>> begin
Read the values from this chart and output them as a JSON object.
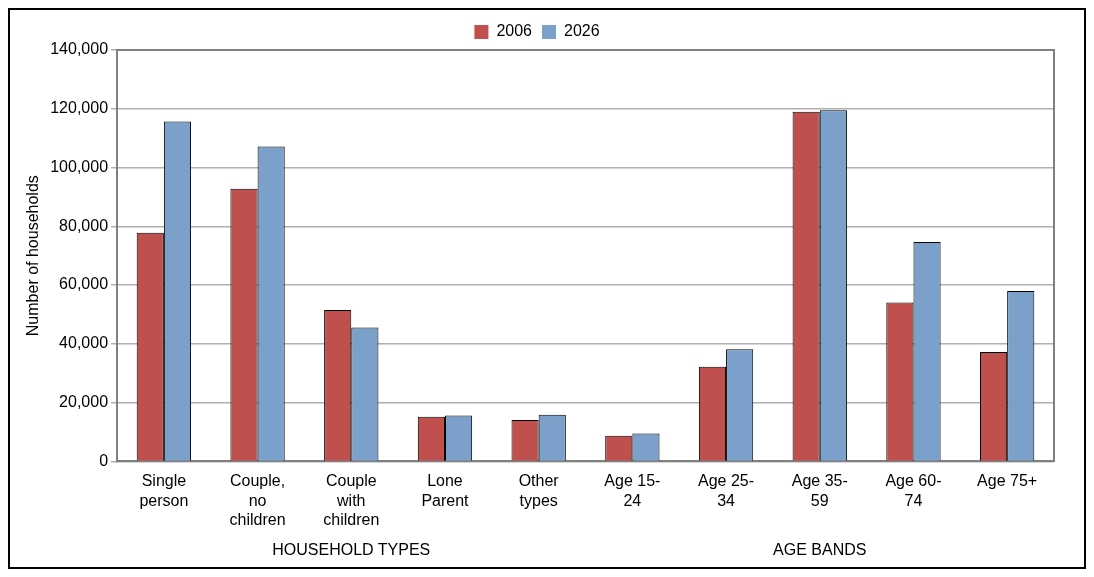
{
  "chart_data": {
    "type": "bar",
    "ylabel": "Number of households",
    "categories": [
      "Single person",
      "Couple, no children",
      "Couple with children",
      "Lone Parent",
      "Other types",
      "Age 15-24",
      "Age 25-34",
      "Age 35-59",
      "Age 60-74",
      "Age 75+"
    ],
    "series": [
      {
        "name": "2006",
        "color": "#c0504d",
        "values": [
          77800,
          92800,
          51500,
          15200,
          14100,
          8700,
          32200,
          119000,
          54100,
          37200
        ]
      },
      {
        "name": "2026",
        "color": "#7ba0c9",
        "values": [
          115700,
          107200,
          45600,
          15600,
          15900,
          9500,
          38200,
          119500,
          74700,
          58000
        ]
      }
    ],
    "ylim": [
      0,
      140000
    ],
    "yticks": [
      {
        "value": 0,
        "label": "0"
      },
      {
        "value": 20000,
        "label": "20,000"
      },
      {
        "value": 40000,
        "label": "40,000"
      },
      {
        "value": 60000,
        "label": "60,000"
      },
      {
        "value": 80000,
        "label": "80,000"
      },
      {
        "value": 100000,
        "label": "100,000"
      },
      {
        "value": 120000,
        "label": "120,000"
      },
      {
        "value": 140000,
        "label": "140,000"
      }
    ],
    "grid": "y",
    "legend": "top",
    "annotations": [
      "HOUSEHOLD TYPES",
      "AGE BANDS"
    ]
  }
}
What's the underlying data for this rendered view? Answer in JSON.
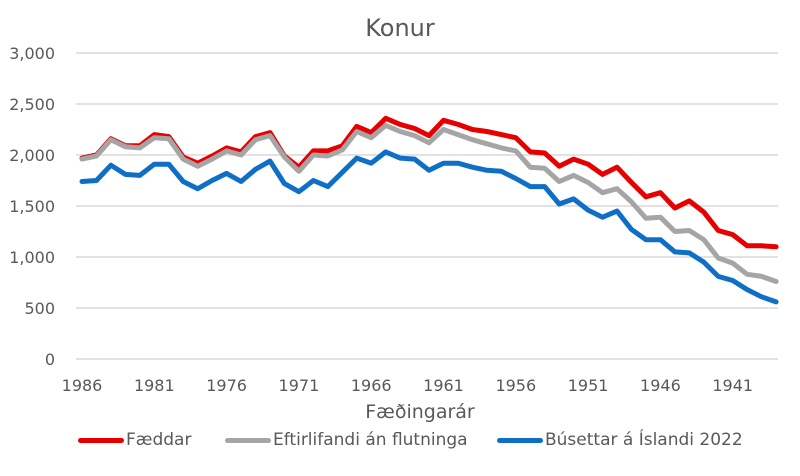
{
  "chart_data": {
    "type": "line",
    "title": "Konur",
    "xlabel": "Fæðingarár",
    "ylabel": "",
    "ylim": [
      0,
      3000
    ],
    "yticks": [
      "0",
      "500",
      "1,000",
      "1,500",
      "2,000",
      "2,500",
      "3,000"
    ],
    "ytick_values": [
      0,
      500,
      1000,
      1500,
      2000,
      2500,
      3000
    ],
    "xtick_labels": [
      "1986",
      "1981",
      "1976",
      "1971",
      "1966",
      "1961",
      "1956",
      "1951",
      "1946",
      "1941"
    ],
    "grid": true,
    "legend_position": "bottom",
    "x": [
      1986,
      1985,
      1984,
      1983,
      1982,
      1981,
      1980,
      1979,
      1978,
      1977,
      1976,
      1975,
      1974,
      1973,
      1972,
      1971,
      1970,
      1969,
      1968,
      1967,
      1966,
      1965,
      1964,
      1963,
      1962,
      1961,
      1960,
      1959,
      1958,
      1957,
      1956,
      1955,
      1954,
      1953,
      1952,
      1951,
      1950,
      1949,
      1948,
      1947,
      1946,
      1945,
      1944,
      1943,
      1942,
      1941,
      1940,
      1939,
      1938
    ],
    "series": [
      {
        "name": "Fæddar",
        "color": "#e60000",
        "values": [
          1970,
          2000,
          2160,
          2090,
          2090,
          2200,
          2180,
          1980,
          1920,
          1990,
          2070,
          2030,
          2180,
          2220,
          1990,
          1880,
          2040,
          2040,
          2090,
          2280,
          2220,
          2360,
          2300,
          2260,
          2190,
          2340,
          2300,
          2250,
          2230,
          2200,
          2170,
          2030,
          2020,
          1890,
          1960,
          1910,
          1810,
          1880,
          1730,
          1590,
          1630,
          1480,
          1550,
          1440,
          1260,
          1220,
          1110,
          1110,
          1100
        ]
      },
      {
        "name": "Eftirlifandi án flutninga",
        "color": "#a5a5a5",
        "values": [
          1960,
          1990,
          2150,
          2080,
          2070,
          2170,
          2160,
          1960,
          1890,
          1960,
          2040,
          2000,
          2150,
          2190,
          1980,
          1840,
          2000,
          1990,
          2050,
          2230,
          2170,
          2290,
          2230,
          2190,
          2120,
          2250,
          2200,
          2150,
          2110,
          2070,
          2040,
          1880,
          1870,
          1740,
          1800,
          1730,
          1630,
          1670,
          1540,
          1380,
          1390,
          1250,
          1260,
          1170,
          990,
          940,
          830,
          810,
          760
        ]
      },
      {
        "name": "Búsettar á Íslandi 2022",
        "color": "#0f6fc6",
        "values": [
          1740,
          1750,
          1900,
          1810,
          1800,
          1910,
          1910,
          1740,
          1670,
          1750,
          1820,
          1740,
          1860,
          1940,
          1720,
          1640,
          1750,
          1690,
          1830,
          1970,
          1920,
          2030,
          1970,
          1960,
          1850,
          1920,
          1920,
          1880,
          1850,
          1840,
          1770,
          1690,
          1690,
          1520,
          1570,
          1460,
          1390,
          1450,
          1270,
          1170,
          1170,
          1050,
          1040,
          950,
          810,
          770,
          680,
          610,
          560
        ]
      }
    ]
  },
  "colors": {
    "gridline": "#d9d9d9",
    "text": "#595959",
    "background": "#ffffff"
  }
}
>> end
Problem requirements: Looking at the entries above, say how many lines contain the word "Couple". Only the number is wanted.

Written response: 2